* Your goal *
Print out every line, exactly as written.

* Records for this exercise *
>> Begin

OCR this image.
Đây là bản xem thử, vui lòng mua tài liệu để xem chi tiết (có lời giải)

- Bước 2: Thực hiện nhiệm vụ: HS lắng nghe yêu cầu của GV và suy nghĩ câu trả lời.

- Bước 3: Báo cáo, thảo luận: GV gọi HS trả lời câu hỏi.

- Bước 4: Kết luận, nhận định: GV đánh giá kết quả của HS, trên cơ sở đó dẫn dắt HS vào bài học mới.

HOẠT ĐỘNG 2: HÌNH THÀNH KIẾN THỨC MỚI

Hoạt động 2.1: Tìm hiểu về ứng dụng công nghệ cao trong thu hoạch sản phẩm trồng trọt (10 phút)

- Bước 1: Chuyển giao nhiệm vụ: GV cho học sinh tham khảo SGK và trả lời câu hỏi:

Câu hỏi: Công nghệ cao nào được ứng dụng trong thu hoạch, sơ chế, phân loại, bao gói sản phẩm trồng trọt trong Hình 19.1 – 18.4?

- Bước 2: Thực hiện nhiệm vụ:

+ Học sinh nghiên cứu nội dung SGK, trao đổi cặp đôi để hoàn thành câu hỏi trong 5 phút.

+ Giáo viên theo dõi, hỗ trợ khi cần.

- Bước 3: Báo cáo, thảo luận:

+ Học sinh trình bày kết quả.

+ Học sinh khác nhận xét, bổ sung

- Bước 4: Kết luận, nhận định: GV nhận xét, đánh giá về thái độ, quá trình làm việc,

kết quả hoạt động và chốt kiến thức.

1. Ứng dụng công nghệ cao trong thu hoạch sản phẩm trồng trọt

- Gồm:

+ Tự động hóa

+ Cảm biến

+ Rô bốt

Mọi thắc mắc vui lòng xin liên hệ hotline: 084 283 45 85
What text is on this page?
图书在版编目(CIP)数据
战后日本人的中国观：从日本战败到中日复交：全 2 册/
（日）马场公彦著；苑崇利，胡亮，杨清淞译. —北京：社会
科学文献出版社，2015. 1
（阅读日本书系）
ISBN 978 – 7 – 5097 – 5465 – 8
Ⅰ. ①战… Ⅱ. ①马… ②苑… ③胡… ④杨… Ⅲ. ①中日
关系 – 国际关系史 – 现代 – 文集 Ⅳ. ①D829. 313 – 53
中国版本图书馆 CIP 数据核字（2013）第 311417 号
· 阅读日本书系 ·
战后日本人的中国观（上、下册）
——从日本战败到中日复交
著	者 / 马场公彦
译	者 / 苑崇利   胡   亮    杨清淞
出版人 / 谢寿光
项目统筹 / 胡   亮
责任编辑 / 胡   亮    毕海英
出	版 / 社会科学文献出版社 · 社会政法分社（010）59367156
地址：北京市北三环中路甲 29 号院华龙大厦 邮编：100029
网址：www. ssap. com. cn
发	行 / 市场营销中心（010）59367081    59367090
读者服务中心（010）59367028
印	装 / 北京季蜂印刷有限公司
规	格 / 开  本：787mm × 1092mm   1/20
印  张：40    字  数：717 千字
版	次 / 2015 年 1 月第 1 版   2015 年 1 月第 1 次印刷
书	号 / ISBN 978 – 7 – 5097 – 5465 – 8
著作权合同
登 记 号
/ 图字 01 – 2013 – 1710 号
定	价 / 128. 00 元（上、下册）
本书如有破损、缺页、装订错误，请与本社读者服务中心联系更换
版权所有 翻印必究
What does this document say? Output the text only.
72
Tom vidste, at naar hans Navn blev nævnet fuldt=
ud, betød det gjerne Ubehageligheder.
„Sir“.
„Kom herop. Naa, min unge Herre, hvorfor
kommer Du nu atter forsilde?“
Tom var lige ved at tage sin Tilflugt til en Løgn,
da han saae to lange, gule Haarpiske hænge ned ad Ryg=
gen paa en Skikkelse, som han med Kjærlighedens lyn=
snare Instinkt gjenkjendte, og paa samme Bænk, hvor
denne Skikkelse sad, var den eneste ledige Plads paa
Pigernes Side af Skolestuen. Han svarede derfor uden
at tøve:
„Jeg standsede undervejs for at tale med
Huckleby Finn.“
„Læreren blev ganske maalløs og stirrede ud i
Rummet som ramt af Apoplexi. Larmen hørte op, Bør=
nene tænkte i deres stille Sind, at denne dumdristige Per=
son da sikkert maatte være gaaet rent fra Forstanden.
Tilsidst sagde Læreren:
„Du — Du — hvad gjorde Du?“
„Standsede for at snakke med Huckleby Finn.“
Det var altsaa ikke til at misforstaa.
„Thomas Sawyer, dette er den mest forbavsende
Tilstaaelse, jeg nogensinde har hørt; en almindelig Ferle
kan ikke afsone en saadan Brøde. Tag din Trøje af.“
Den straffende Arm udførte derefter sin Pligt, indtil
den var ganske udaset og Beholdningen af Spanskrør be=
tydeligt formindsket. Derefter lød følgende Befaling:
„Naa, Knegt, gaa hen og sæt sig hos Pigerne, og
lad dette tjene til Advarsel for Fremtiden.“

>> End

* Task output *
OCR this image.
Đây là bản xem thử, vui lòng mua tài liệu để xem chi tiết (có lời giải)

- Bước 2: Thực hiện nhiệm vụ: HS lắng nghe yêu cầu của GV và suy nghĩ câu trả lời.

- Bước 3: Báo cáo, thảo luận: GV gọi HS trả lời câu hỏi.

- Bước 4: Kết luận, nhận định: GV đánh giá kết quả của HS, trên cơ sở đó dẫn dắt HS vào bài học mới.

HOẠT ĐỘNG 2: HÌNH THÀNH KIẾN THỨC MỚI

Hoạt động 2.1: Tìm hiểu về ứng dụng công nghệ cao trong thu hoạch sản phẩm trồng trọt (10 phút)

- Bước 1: Chuyển giao nhiệm vụ: GV cho học sinh tham khảo SGK và trả lời câu hỏi:

Câu hỏi: Công nghệ cao nào được ứng dụng trong thu hoạch, sơ chế, phân loại, bao gói sản phẩm trồng trọt trong Hình 19.1 – 18.4?

- Bước 2: Thực hiện nhiệm vụ:

+ Học sinh nghiên cứu nội dung SGK, trao đổi cặp đôi để hoàn thành câu hỏi trong 5 phút.

+ Giáo viên theo dõi, hỗ trợ khi cần.

- Bước 3: Báo cáo, thảo luận:

+ Học sinh trình bày kết quả.

+ Học sinh khác nhận xét, bổ sung

- Bước 4: Kết luận, nhận định: GV nhận xét, đánh giá về thái độ, quá trình làm việc,

kết quả hoạt động và chốt kiến thức.

1. Ứng dụng công nghệ cao trong thu hoạch sản phẩm trồng trọt

- Gồm:

+ Tự động hóa

+ Cảm biến

+ Rô bốt

Mọi thắc mắc vui lòng xin liên hệ hotline: 084 283 45 85
What text is on this page?
图书在版编目(CIP)数据
战后日本人的中国观：从日本战败到中日复交：全 2 册/
（日）马场公彦著；苑崇利，胡亮，杨清淞译. —北京：社会
科学文献出版社，2015. 1
（阅读日本书系）
ISBN 978 – 7 – 5097 – 5465 – 8
Ⅰ. ①战… Ⅱ. ①马… ②苑… ③胡… ④杨… Ⅲ. ①中日
关系 – 国际关系史 – 现代 – 文集 Ⅳ. ①D829. 313 – 53
中国版本图书馆 CIP 数据核字（2013）第 311417 号
· 阅读日本书系 ·
战后日本人的中国观（上、下册）
——从日本战败到中日复交
著	者 / 马场公彦
译	者 / 苑崇利   胡   亮    杨清淞
出版人 / 谢寿光
项目统筹 / 胡   亮
责任编辑 / 胡   亮    毕海英
出	版 / 社会科学文献出版社 · 社会政法分社（010）59367156
地址：北京市北三环中路甲 29 号院华龙大厦 邮编：100029
网址：www. ssap. com. cn
发	行 / 市场营销中心（010）59367081    59367090
读者服务中心（010）59367028
印	装 / 北京季蜂印刷有限公司
规	格 / 开  本：787mm × 1092mm   1/20
印  张：40    字  数：717 千字
版	次 / 2015 年 1 月第 1 版   2015 年 1 月第 1 次印刷
书	号 / ISBN 978 – 7 – 5097 – 5465 – 8
著作权合同
登 记 号
/ 图字 01 – 2013 – 1710 号
定	价 / 128. 00 元（上、下册）
本书如有破损、缺页、装订错误，请与本社读者服务中心联系更换
版权所有 翻印必究
What does this document say? Output the text only.
72
Tom vidste, at naar hans Navn blev nævnet fuldt=
ud, betød det gjerne Ubehageligheder.
„Sir“.
„Kom herop. Naa, min unge Herre, hvorfor
kommer Du nu atter forsilde?“
Tom var lige ved at tage sin Tilflugt til en Løgn,
da han saae to lange, gule Haarpiske hænge ned ad Ryg=
gen paa en Skikkelse, som han med Kjærlighedens lyn=
snare Instinkt gjenkjendte, og paa samme Bænk, hvor
denne Skikkelse sad, var den eneste ledige Plads paa
Pigernes Side af Skolestuen. Han svarede derfor uden
at tøve:
„Jeg standsede undervejs for at tale med
Huckleby Finn.“
„Læreren blev ganske maalløs og stirrede ud i
Rummet som ramt af Apoplexi. Larmen hørte op, Bør=
nene tænkte i deres stille Sind, at denne dumdristige Per=
son da sikkert maatte være gaaet rent fra Forstanden.
Tilsidst sagde Læreren:
„Du — Du — hvad gjorde Du?“
„Standsede for at snakke med Huckleby Finn.“
Det var altsaa ikke til at misforstaa.
„Thomas Sawyer, dette er den mest forbavsende
Tilstaaelse, jeg nogensinde har hørt; en almindelig Ferle
kan ikke afsone en saadan Brøde. Tag din Trøje af.“
Den straffende Arm udførte derefter sin Pligt, indtil
den var ganske udaset og Beholdningen af Spanskrør be=
tydeligt formindsket. Derefter lød følgende Befaling:
„Naa, Knegt, gaa hen og sæt sig hos Pigerne, og
lad dette tjene til Advarsel for Fremtiden.“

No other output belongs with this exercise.